Request:
Change every "Beeline" in these lines to "MegaFon" and leave everything else unchanged.

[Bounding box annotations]
-- start --

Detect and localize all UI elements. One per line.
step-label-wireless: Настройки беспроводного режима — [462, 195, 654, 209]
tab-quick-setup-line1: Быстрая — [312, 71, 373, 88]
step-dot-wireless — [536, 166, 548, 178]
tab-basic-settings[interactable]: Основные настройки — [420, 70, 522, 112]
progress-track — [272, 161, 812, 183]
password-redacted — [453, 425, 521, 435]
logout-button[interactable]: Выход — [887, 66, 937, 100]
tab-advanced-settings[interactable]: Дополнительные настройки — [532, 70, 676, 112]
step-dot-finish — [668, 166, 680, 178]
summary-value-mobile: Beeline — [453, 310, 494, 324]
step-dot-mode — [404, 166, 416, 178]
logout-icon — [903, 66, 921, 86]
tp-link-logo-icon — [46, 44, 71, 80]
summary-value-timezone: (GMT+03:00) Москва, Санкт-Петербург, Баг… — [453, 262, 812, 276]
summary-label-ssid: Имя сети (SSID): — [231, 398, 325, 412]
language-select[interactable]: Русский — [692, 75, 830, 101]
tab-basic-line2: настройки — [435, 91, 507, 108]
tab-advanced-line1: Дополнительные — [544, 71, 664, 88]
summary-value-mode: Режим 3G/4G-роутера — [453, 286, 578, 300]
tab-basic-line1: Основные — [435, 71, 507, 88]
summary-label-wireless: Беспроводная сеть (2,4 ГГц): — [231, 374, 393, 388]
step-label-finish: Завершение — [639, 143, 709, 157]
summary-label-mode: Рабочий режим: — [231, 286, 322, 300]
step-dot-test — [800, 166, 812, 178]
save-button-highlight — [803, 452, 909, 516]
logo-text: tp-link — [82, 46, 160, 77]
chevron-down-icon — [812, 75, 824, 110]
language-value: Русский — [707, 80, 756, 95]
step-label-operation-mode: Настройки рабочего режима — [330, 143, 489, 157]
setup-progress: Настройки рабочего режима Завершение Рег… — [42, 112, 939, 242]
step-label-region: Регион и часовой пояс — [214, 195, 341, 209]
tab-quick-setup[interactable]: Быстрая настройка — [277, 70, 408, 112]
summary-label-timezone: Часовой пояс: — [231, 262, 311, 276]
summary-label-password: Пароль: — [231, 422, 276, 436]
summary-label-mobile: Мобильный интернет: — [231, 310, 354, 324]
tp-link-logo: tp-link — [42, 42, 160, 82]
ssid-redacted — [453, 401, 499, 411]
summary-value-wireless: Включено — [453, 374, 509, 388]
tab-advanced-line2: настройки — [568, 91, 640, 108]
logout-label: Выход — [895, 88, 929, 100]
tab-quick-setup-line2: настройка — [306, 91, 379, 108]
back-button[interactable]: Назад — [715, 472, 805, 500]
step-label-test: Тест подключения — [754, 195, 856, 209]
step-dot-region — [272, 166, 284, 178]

-- end --

Written response:
Detect and localize all UI elements. One per line.
step-label-wireless: Настройки беспроводного режима — [462, 195, 654, 209]
tab-quick-setup-line1: Быстрая — [312, 71, 373, 88]
step-dot-wireless — [536, 166, 548, 178]
tab-basic-settings[interactable]: Основные настройки — [420, 70, 522, 112]
progress-track — [272, 161, 812, 183]
password-redacted — [453, 425, 521, 435]
logout-button[interactable]: Выход — [887, 66, 937, 100]
tab-advanced-settings[interactable]: Дополнительные настройки — [532, 70, 676, 112]
step-dot-finish — [668, 166, 680, 178]
summary-value-mobile: MegaFon — [453, 310, 494, 324]
step-dot-mode — [404, 166, 416, 178]
logout-icon — [903, 66, 921, 86]
tp-link-logo-icon — [46, 44, 71, 80]
summary-value-timezone: (GMT+03:00) Москва, Санкт-Петербург, Баг… — [453, 262, 812, 276]
summary-label-ssid: Имя сети (SSID): — [231, 398, 325, 412]
language-select[interactable]: Русский — [692, 75, 830, 101]
tab-basic-line2: настройки — [435, 91, 507, 108]
tab-advanced-line1: Дополнительные — [544, 71, 664, 88]
summary-value-mode: Режим 3G/4G-роутера — [453, 286, 578, 300]
tab-basic-line1: Основные — [435, 71, 507, 88]
summary-label-wireless: Беспроводная сеть (2,4 ГГц): — [231, 374, 393, 388]
step-label-finish: Завершение — [639, 143, 709, 157]
summary-label-mode: Рабочий режим: — [231, 286, 322, 300]
step-dot-test — [800, 166, 812, 178]
save-button-highlight — [803, 452, 909, 516]
logo-text: tp-link — [82, 46, 160, 77]
chevron-down-icon — [812, 75, 824, 110]
language-value: Русский — [707, 80, 756, 95]
step-label-operation-mode: Настройки рабочего режима — [330, 143, 489, 157]
setup-progress: Настройки рабочего режима Завершение Рег… — [42, 112, 939, 242]
step-label-region: Регион и часовой пояс — [214, 195, 341, 209]
tab-quick-setup[interactable]: Быстрая настройка — [277, 70, 408, 112]
summary-label-timezone: Часовой пояс: — [231, 262, 311, 276]
summary-label-password: Пароль: — [231, 422, 276, 436]
summary-label-mobile: Мобильный интернет: — [231, 310, 354, 324]
tp-link-logo: tp-link — [42, 42, 160, 82]
ssid-redacted — [453, 401, 499, 411]
summary-value-wireless: Включено — [453, 374, 509, 388]
tab-advanced-line2: настройки — [568, 91, 640, 108]
logout-label: Выход — [895, 88, 929, 100]
tab-quick-setup-line2: настройка — [306, 91, 379, 108]
back-button[interactable]: Назад — [715, 472, 805, 500]
step-label-test: Тест подключения — [754, 195, 856, 209]
step-dot-region — [272, 166, 284, 178]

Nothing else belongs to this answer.